# Brief
Each line with the string "diary" is to be copied from the records below.

# Data to process

◇ ◇ ◇ ◇

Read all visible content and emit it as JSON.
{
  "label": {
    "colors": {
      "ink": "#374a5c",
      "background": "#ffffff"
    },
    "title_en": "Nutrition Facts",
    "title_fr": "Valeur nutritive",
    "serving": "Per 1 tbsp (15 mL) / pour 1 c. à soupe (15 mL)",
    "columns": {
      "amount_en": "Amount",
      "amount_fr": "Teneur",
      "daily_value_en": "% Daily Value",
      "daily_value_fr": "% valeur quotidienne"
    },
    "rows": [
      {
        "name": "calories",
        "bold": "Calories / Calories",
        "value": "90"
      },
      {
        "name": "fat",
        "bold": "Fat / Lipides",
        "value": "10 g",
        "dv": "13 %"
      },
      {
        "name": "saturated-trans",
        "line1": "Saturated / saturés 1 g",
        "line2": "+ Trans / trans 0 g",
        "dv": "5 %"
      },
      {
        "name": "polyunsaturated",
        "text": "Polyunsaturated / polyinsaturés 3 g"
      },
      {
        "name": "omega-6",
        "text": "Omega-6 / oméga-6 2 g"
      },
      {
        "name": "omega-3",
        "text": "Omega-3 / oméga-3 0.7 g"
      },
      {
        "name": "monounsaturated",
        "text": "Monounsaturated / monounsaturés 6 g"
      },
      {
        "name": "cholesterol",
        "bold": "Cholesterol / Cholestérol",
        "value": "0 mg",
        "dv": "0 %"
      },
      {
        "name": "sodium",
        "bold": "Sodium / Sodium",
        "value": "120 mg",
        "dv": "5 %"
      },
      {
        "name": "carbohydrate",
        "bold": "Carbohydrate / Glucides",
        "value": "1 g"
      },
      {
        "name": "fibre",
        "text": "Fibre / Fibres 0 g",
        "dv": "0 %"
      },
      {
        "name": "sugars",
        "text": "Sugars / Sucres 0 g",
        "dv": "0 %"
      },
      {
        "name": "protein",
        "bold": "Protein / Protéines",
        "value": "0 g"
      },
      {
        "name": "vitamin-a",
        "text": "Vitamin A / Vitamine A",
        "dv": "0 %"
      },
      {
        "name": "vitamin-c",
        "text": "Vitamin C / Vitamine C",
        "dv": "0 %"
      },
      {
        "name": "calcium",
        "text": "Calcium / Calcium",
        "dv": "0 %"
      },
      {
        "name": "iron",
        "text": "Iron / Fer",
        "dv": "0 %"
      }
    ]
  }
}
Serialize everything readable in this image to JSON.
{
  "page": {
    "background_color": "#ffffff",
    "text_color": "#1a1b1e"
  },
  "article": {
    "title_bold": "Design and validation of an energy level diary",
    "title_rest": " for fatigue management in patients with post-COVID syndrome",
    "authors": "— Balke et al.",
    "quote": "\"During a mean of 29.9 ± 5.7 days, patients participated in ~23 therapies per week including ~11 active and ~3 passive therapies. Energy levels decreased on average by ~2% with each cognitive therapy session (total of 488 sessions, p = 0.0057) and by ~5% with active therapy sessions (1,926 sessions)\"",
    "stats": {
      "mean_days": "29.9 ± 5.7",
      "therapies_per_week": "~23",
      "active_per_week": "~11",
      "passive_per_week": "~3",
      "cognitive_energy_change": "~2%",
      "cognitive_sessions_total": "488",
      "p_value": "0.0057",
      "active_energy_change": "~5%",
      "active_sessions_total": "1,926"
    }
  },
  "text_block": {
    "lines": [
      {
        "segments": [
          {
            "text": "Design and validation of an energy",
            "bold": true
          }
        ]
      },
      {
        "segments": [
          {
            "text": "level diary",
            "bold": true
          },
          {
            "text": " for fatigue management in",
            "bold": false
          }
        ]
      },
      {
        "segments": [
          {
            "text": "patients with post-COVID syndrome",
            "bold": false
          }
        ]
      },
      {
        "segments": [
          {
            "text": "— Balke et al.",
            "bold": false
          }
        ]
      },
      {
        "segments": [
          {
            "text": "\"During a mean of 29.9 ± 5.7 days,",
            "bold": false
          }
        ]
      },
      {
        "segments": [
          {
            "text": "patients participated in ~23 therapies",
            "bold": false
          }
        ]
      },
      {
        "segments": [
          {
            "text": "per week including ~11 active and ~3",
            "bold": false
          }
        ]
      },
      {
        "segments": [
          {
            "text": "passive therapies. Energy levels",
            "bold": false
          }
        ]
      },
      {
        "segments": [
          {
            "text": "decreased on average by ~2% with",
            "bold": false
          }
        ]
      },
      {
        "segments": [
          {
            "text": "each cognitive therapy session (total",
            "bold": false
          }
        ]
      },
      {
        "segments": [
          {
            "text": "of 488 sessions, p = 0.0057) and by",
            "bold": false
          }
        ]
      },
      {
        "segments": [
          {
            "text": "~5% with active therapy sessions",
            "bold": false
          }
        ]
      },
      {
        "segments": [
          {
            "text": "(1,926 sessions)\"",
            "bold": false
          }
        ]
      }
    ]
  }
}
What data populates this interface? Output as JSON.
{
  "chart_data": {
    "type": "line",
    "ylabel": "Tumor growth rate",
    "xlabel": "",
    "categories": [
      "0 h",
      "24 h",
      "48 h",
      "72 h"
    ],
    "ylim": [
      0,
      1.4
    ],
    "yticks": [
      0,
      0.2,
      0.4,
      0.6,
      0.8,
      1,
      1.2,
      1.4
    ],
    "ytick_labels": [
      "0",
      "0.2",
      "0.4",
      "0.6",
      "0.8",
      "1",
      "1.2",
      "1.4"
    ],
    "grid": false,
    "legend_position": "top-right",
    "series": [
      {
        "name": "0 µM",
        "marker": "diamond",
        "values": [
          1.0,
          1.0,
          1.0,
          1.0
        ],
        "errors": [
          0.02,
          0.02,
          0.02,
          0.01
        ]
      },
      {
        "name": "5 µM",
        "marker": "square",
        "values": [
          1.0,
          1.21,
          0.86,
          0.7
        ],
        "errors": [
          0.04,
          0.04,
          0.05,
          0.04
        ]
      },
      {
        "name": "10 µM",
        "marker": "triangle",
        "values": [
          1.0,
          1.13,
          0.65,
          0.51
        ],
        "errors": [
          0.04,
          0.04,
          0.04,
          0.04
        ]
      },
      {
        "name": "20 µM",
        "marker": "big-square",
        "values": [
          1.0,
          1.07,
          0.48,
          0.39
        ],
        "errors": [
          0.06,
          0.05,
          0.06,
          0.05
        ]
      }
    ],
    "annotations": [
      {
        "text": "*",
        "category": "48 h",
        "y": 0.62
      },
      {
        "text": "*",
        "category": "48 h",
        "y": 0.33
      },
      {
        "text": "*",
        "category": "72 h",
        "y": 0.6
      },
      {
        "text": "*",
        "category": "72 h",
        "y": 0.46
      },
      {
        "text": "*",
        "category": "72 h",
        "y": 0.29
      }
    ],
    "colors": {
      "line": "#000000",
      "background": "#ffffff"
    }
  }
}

◇ ◇ ◇ ◇

# Solved exercise
    "title_bold": "Design and validation of an energy level diary",
            "text": "level diary",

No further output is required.